### TASK GOAL
Identify, in the records below, every line where the string "Prediction" appears, and copy each such line.

### SOURCE MATERIAL
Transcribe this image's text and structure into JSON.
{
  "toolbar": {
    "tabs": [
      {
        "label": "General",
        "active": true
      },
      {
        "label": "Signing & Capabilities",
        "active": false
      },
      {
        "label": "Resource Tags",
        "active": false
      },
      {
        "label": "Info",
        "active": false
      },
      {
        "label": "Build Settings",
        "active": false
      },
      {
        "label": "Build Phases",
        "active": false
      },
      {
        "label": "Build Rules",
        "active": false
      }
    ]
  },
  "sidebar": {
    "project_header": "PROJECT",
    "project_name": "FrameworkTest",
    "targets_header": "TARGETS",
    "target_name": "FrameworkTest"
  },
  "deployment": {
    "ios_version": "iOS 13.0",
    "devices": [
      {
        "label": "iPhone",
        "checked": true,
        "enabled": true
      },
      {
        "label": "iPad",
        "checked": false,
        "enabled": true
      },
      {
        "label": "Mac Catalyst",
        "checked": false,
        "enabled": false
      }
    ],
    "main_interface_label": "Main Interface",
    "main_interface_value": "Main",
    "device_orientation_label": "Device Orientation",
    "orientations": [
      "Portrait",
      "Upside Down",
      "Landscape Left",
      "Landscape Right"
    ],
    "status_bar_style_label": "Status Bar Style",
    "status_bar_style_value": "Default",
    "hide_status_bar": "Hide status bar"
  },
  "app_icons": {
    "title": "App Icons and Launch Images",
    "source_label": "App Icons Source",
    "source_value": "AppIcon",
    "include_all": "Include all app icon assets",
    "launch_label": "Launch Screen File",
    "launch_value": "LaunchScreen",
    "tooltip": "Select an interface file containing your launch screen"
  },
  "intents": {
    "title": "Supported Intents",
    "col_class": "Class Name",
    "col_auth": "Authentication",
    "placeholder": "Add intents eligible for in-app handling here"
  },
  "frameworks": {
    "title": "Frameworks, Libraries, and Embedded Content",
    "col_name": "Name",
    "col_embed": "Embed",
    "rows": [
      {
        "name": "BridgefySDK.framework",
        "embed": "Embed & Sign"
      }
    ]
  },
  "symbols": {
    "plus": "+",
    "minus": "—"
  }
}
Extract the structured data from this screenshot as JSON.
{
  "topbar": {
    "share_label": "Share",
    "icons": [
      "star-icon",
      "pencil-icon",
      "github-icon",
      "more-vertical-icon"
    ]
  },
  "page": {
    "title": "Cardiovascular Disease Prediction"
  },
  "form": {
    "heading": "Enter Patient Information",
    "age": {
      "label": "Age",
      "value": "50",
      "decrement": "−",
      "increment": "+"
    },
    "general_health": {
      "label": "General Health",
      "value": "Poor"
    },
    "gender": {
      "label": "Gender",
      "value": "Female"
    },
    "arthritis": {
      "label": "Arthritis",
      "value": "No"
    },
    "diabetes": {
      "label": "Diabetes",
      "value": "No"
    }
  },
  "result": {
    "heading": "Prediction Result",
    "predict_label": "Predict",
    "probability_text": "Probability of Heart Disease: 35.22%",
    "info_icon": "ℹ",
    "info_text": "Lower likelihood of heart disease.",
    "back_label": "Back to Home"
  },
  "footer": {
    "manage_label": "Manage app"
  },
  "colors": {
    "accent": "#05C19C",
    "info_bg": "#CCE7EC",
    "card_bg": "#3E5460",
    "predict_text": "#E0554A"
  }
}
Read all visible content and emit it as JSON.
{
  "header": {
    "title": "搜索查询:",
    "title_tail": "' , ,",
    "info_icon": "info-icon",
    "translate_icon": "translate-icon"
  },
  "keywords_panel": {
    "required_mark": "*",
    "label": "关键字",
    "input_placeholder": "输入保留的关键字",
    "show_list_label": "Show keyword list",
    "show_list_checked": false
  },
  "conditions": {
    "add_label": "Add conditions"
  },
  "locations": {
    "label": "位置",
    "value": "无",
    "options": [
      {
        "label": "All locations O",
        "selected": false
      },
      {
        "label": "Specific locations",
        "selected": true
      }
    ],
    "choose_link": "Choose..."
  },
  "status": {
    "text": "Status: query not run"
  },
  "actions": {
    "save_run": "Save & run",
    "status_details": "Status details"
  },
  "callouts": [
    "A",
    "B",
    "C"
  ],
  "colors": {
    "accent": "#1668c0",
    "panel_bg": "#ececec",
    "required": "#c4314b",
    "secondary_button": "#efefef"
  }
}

### WRITTEN RESPONSE
    "title": "Cardiovascular Disease Prediction"
    "heading": "Prediction Result",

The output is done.